> SELECTION:
Walker, Allan, Dimmock, Clive, Australian Journal of Education


With restructuring characterising many school systems throughout the world, and major change leaving few schools untouched, school leaders are facing major challenges. This study focuses on a group of Hong Kong principals who conceptualise some of their challenges as dilemmas. The paper draws on previous literature to highlight the importance of articulating principals' perceptions of dilemmas in their daily lives, and identifies typologies and categories of dilemmas. It notes that dilemma research to date is grounded in Western examples and cultural settings, and that dilemmas faced by principals in non-Western settings have been ignored. Analysing dilemma situations recounted by Hong Kong principals, we identify the sources, coping mechanisms and outcomes of their dilemmas and examine the relationships between these phenomena. Among our findings are that dilemmas are multifaceted and irresolvable situations, and that principals tend to rely on a narrow range of deeply embedded Chinese cultural values as coping strategies.

> WRITTEN TASK 1: Translate this sentence from the abstract on Hong Kong principals' dilemmas into Spanish: "This study focuses on a group of Hong Kong principals who conceptualise some of their challenges as dilemmas."
> WRITTEN TASK 2: Write out the entries below again, starting with their first line and ending with the line that contains "likert-cell[interactable]: 0 bbox=[25, 205, 74, 236]", both included.

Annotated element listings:
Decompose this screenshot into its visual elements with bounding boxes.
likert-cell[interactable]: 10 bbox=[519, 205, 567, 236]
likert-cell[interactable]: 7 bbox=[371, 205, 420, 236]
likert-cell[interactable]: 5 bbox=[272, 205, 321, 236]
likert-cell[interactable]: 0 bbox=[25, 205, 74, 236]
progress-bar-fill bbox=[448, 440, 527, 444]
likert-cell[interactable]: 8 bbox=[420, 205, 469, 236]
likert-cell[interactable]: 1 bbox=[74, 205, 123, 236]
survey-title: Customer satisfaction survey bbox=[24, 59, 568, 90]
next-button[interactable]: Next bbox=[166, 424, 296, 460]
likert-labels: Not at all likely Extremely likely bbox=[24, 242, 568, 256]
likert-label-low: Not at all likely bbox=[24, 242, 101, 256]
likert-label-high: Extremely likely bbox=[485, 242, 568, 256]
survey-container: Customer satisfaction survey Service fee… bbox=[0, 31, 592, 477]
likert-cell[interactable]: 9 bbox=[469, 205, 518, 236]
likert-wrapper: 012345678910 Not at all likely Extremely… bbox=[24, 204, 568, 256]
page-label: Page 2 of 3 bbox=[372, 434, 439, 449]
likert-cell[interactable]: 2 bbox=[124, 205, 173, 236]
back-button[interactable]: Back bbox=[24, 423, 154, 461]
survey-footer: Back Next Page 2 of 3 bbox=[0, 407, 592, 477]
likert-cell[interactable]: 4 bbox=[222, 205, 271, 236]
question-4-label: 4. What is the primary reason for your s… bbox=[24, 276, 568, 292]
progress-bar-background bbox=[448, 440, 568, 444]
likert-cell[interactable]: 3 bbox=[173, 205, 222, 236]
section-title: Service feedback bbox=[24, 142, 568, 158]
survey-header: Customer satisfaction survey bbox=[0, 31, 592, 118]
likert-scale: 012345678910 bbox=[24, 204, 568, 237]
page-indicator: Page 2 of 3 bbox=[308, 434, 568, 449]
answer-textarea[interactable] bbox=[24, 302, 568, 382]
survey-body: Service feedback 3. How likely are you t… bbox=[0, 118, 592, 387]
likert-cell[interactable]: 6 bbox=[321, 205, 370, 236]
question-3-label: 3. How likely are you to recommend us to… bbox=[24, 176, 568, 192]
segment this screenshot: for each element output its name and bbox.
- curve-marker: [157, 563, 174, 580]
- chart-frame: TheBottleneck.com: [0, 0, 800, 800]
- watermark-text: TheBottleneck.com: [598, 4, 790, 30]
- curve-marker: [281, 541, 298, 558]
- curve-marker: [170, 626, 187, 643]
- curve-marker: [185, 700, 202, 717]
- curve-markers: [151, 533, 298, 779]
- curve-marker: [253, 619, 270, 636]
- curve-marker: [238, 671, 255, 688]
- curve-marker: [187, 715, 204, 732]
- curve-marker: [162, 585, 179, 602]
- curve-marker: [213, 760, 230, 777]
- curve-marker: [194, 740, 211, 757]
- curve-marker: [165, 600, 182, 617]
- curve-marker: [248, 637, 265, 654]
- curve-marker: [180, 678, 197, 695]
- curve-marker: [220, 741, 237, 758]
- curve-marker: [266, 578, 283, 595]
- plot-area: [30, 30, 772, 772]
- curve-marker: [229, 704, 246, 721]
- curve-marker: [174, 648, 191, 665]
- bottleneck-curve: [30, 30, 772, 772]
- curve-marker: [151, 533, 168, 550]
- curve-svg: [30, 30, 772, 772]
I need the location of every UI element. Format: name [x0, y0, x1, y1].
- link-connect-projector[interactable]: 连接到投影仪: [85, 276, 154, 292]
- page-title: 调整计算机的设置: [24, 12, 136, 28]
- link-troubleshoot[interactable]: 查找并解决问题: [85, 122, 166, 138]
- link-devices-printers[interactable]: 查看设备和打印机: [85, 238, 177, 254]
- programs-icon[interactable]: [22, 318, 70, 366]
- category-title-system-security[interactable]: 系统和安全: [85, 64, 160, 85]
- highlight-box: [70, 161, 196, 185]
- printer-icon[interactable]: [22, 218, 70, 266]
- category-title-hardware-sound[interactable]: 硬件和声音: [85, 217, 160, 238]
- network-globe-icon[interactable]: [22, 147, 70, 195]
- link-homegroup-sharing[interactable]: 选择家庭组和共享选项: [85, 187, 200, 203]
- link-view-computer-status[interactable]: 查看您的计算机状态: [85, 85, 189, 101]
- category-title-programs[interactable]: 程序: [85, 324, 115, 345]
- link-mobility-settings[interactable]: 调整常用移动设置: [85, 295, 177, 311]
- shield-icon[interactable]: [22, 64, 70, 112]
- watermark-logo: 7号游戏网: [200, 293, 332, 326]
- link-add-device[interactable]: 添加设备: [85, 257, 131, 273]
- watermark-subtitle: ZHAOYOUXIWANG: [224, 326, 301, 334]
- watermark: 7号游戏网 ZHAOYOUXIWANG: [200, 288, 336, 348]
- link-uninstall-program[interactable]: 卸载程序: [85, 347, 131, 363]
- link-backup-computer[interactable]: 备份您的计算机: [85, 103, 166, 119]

> SOLUTION 1: Este estudio se centra en un grupo de directores escolares de Hong Kong que conciben algunos de sus desafíos como dilemas.

> SOLUTION 2:
Decompose this screenshot into its visual elements with bounding boxes.
likert-cell[interactable]: 10 bbox=[519, 205, 567, 236]
likert-cell[interactable]: 7 bbox=[371, 205, 420, 236]
likert-cell[interactable]: 5 bbox=[272, 205, 321, 236]
likert-cell[interactable]: 0 bbox=[25, 205, 74, 236]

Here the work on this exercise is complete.